▶ INFORMATION SUPPLIED
--- BEGIN ---
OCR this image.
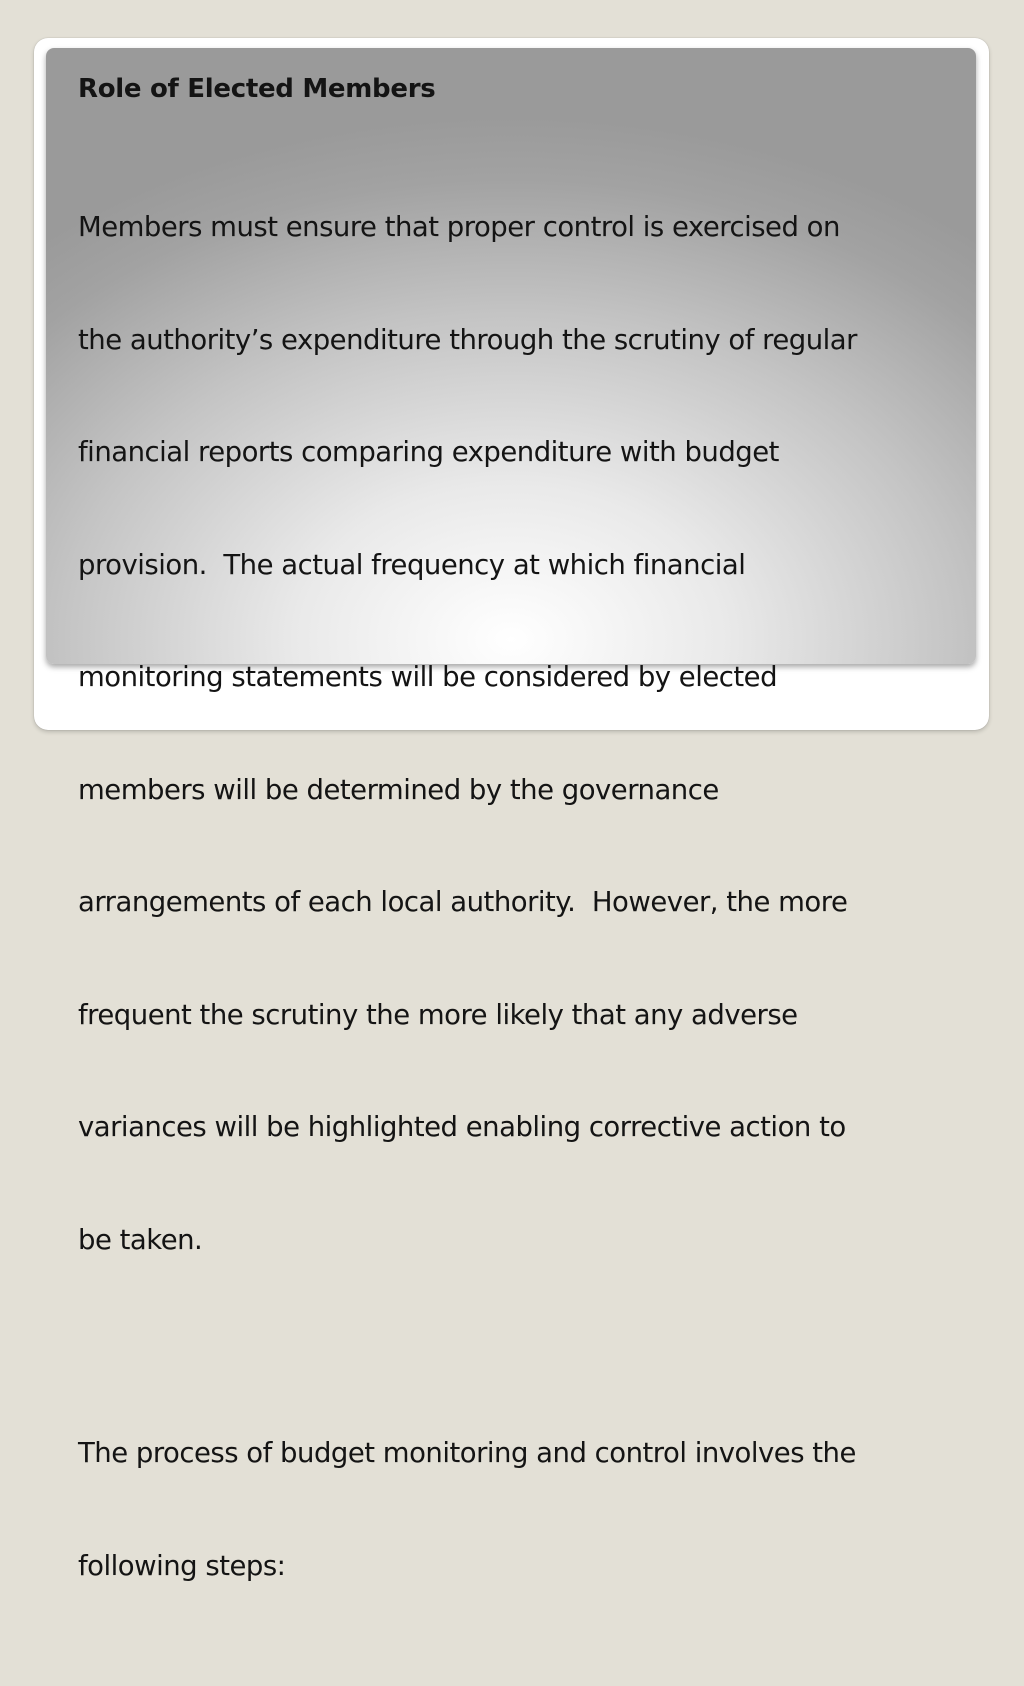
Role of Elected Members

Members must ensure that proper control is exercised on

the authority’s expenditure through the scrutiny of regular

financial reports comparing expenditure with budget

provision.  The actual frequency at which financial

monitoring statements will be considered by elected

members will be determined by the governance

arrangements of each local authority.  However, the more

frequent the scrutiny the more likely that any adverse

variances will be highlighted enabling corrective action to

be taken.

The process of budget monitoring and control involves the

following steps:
--- END ---
--- BEGIN ---
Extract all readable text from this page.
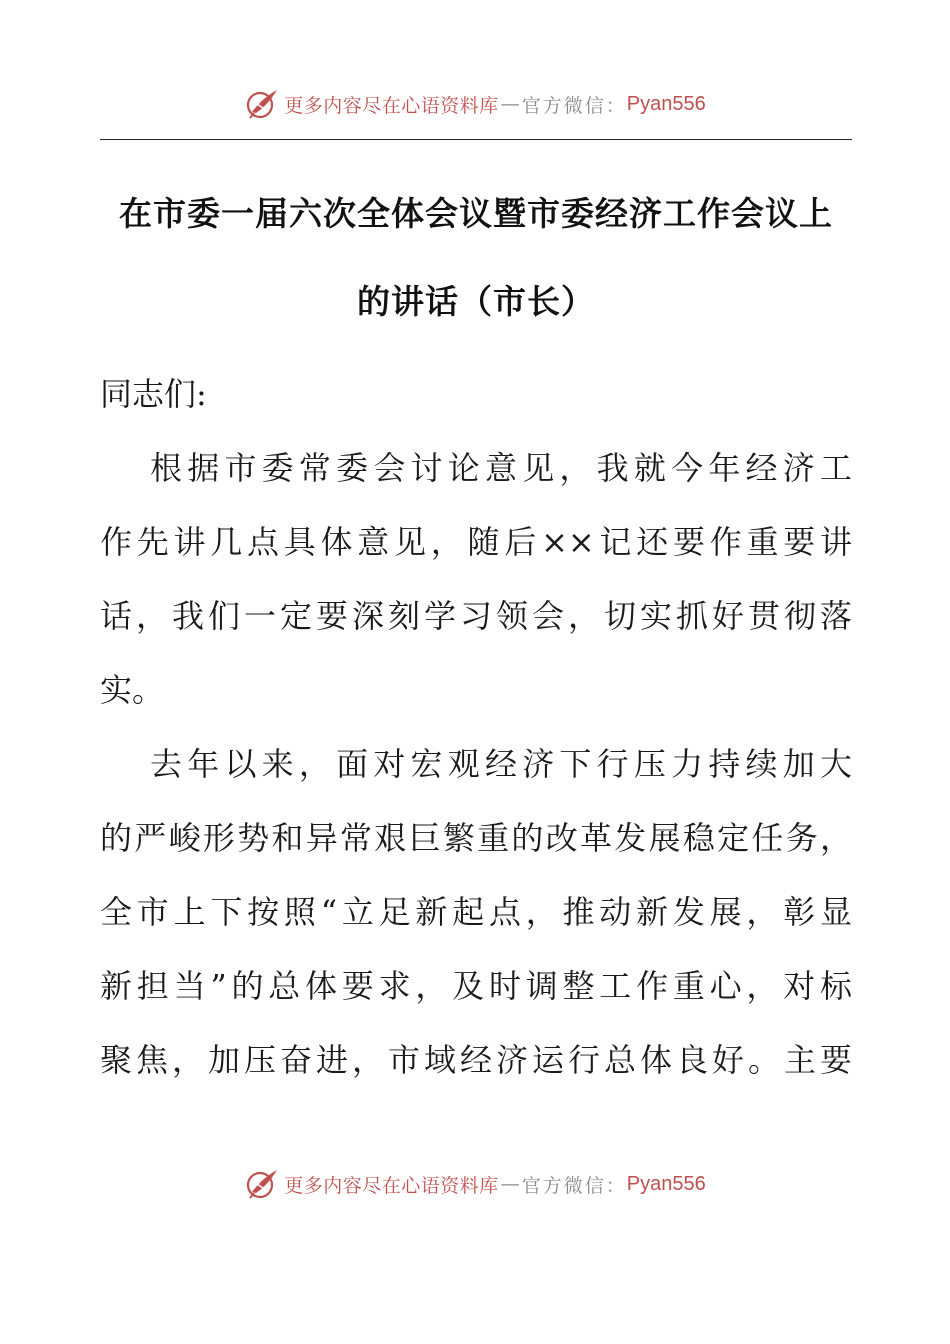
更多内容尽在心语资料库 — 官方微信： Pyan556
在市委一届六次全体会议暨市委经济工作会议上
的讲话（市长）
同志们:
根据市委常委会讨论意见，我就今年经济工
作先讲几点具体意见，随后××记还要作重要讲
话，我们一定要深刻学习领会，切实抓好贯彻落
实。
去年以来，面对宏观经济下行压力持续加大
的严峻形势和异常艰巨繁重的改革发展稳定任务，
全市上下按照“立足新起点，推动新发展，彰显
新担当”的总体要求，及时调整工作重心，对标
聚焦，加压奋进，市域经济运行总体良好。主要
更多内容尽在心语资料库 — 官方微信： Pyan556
--- END ---
▶ YOUR INSTRUCTIONS
Show the lines of the records that contain the word "expenditure".

▶ SOLUTION
the authority’s expenditure through the scrutiny of regular
financial reports comparing expenditure with budget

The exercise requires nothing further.